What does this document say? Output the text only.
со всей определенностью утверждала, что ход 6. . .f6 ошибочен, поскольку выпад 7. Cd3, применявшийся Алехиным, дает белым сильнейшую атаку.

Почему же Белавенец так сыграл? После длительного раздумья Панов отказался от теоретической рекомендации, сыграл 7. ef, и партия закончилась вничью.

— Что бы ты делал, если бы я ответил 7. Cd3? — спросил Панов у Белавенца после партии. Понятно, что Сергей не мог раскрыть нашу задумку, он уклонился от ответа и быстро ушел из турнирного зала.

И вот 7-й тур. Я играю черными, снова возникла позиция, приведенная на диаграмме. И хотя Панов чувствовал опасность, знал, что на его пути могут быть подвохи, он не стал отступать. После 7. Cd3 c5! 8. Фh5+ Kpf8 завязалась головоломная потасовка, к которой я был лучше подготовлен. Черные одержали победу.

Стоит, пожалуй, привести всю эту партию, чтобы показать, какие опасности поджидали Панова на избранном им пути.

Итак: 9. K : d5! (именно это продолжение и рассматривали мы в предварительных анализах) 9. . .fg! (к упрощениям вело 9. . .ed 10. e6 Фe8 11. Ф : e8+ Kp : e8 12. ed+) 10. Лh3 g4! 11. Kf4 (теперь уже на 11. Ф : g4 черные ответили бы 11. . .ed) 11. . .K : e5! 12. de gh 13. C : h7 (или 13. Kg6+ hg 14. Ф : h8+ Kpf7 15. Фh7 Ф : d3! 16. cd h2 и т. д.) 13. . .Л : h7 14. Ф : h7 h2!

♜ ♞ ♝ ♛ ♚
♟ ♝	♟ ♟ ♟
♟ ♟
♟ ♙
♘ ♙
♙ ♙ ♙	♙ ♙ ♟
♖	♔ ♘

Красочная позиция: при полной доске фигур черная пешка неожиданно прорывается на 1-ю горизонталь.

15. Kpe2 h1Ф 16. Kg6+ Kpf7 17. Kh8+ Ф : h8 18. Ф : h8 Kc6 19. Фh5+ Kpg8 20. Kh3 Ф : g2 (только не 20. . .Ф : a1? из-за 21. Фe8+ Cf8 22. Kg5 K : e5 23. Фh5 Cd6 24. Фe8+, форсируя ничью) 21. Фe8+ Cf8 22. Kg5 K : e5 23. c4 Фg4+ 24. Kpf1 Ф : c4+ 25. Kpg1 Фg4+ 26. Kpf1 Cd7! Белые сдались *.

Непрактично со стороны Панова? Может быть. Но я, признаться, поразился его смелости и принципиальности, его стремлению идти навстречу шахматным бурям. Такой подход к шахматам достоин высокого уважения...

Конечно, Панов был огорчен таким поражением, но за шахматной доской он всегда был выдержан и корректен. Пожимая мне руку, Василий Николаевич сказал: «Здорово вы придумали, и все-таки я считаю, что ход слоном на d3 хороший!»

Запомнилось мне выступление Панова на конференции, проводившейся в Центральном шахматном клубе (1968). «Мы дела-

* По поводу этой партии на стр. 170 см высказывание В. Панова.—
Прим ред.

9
* * *
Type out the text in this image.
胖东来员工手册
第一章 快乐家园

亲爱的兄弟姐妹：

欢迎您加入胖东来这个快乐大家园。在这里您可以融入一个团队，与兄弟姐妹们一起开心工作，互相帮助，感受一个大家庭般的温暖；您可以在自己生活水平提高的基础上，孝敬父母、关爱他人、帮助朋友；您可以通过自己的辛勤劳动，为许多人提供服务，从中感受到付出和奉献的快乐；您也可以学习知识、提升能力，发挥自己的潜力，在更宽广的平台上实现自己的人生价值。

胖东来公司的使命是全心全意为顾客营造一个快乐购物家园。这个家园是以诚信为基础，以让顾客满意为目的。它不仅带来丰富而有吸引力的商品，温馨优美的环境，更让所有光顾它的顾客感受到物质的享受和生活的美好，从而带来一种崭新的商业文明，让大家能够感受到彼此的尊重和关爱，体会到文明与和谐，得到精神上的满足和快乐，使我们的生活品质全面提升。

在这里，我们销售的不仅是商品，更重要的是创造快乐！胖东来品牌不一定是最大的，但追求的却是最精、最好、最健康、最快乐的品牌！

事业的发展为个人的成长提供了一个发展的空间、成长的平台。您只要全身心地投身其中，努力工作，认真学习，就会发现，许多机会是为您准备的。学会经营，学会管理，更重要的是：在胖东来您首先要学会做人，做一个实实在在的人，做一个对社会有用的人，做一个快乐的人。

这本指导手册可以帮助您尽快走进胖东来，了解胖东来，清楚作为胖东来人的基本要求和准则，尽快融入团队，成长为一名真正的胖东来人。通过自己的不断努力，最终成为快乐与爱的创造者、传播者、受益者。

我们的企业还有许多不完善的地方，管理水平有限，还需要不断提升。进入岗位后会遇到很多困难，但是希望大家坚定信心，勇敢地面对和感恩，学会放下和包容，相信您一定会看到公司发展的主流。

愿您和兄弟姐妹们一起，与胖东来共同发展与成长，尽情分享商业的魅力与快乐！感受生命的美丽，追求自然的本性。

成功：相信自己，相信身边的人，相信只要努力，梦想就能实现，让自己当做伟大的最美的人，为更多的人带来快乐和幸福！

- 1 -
...
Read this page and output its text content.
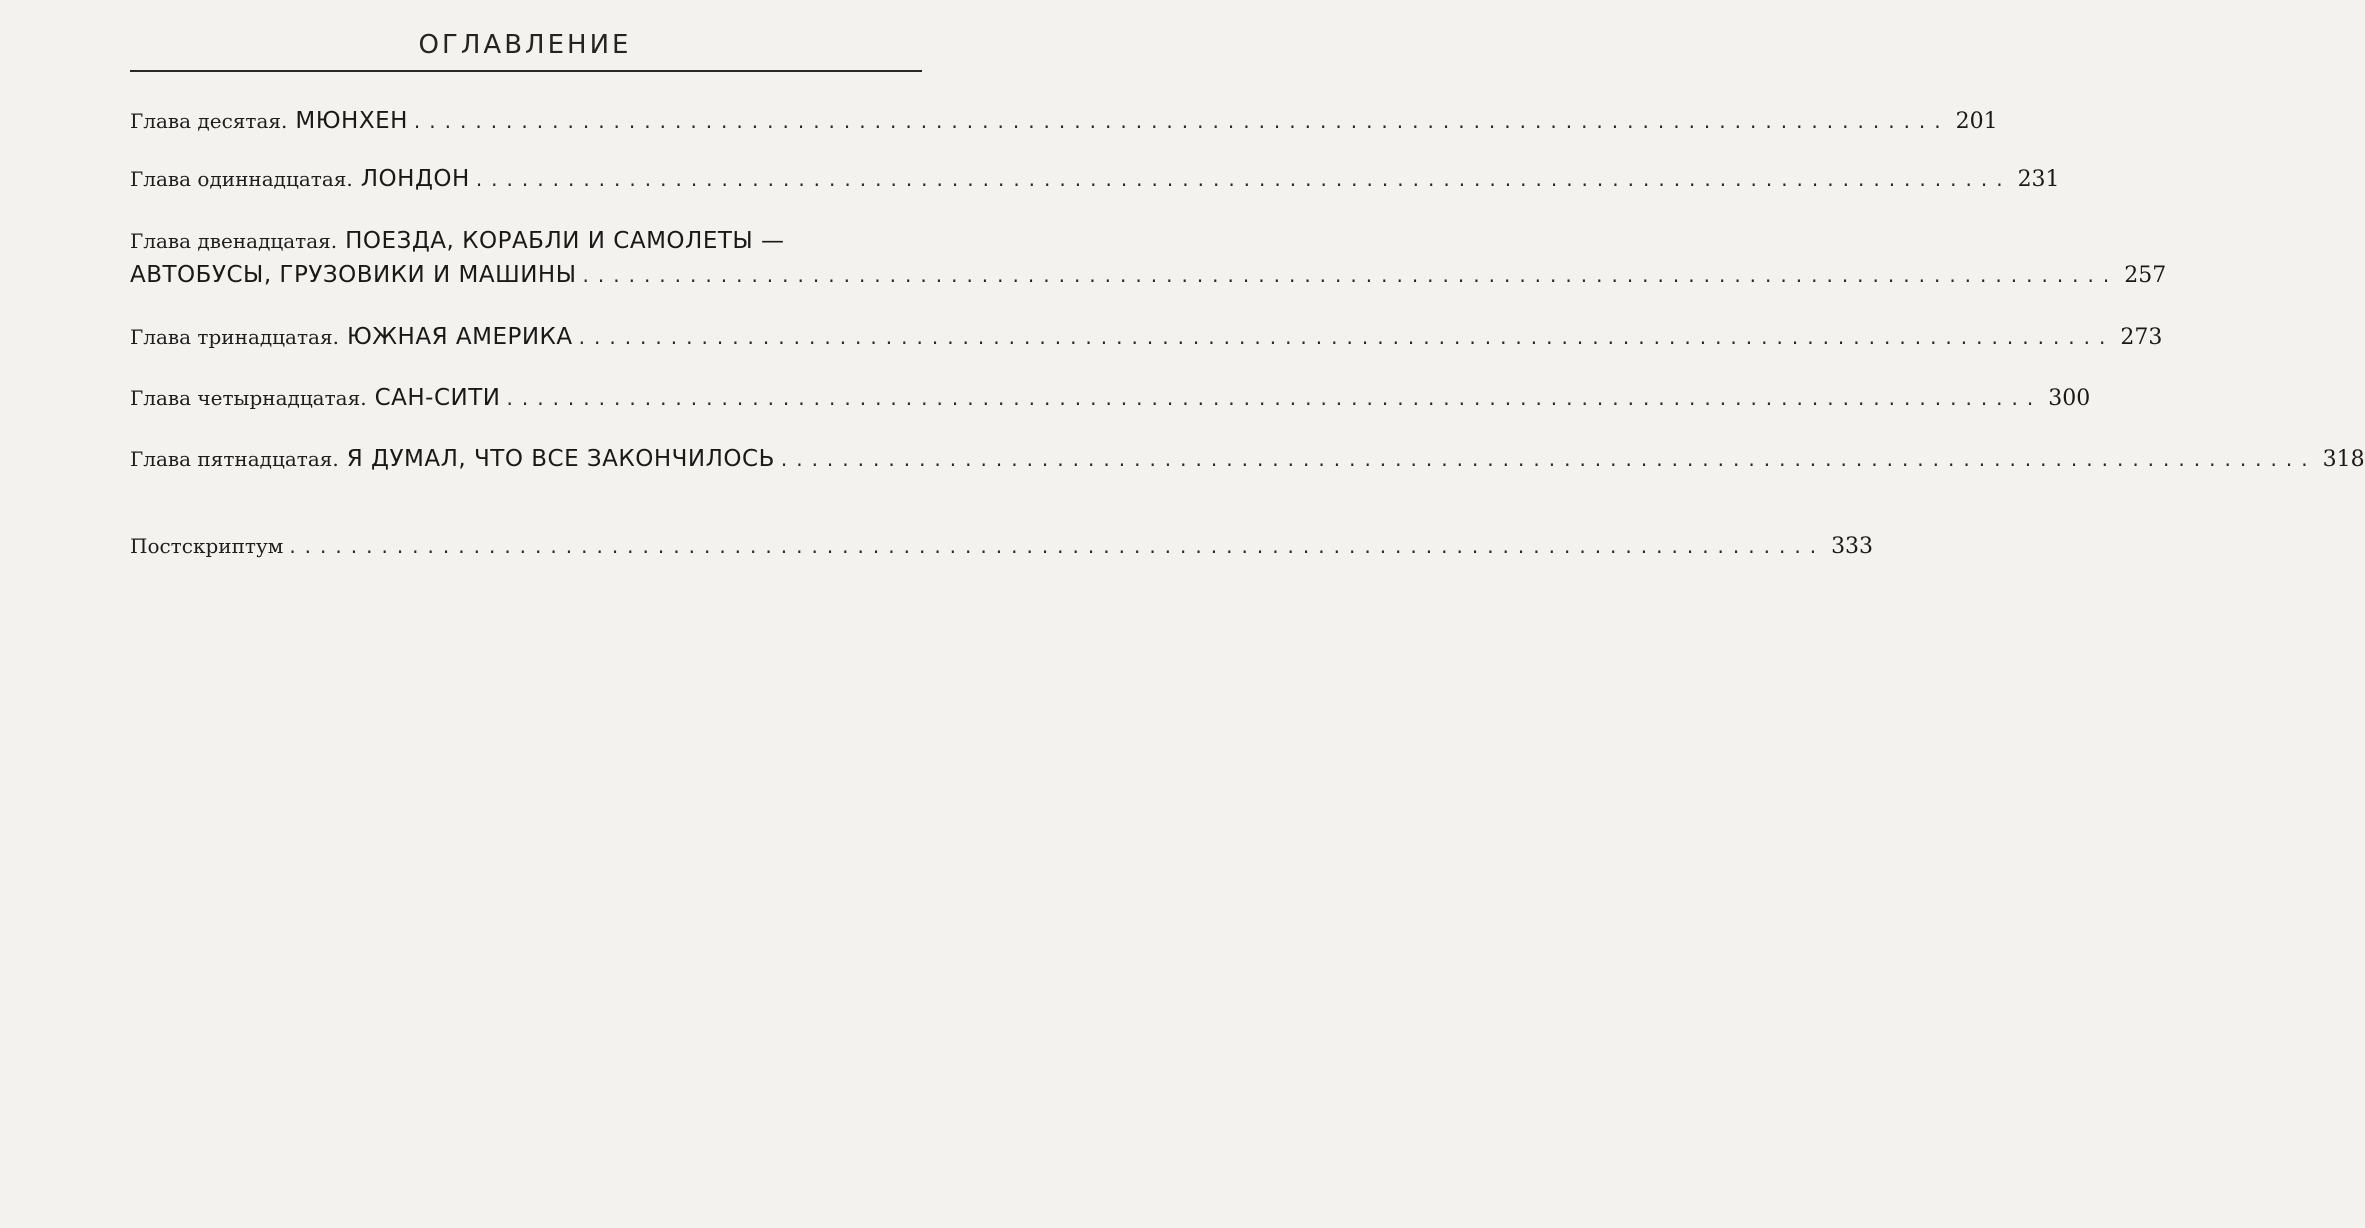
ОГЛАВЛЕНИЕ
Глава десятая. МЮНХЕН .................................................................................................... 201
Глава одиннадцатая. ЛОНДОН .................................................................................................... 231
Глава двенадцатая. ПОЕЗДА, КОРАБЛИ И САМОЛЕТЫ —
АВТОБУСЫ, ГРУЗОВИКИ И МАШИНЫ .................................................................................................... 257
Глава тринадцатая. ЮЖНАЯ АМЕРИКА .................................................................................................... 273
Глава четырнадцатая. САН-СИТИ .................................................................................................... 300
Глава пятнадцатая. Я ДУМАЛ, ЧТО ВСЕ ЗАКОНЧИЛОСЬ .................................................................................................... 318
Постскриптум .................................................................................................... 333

> TASK BRIEF: Identify the lines that contain the string "this", and copy every one of them.

> COMPLETE ANSWER:
What does this document say? Output the text only.
Type out the text in this image.
Read this page and output its text content.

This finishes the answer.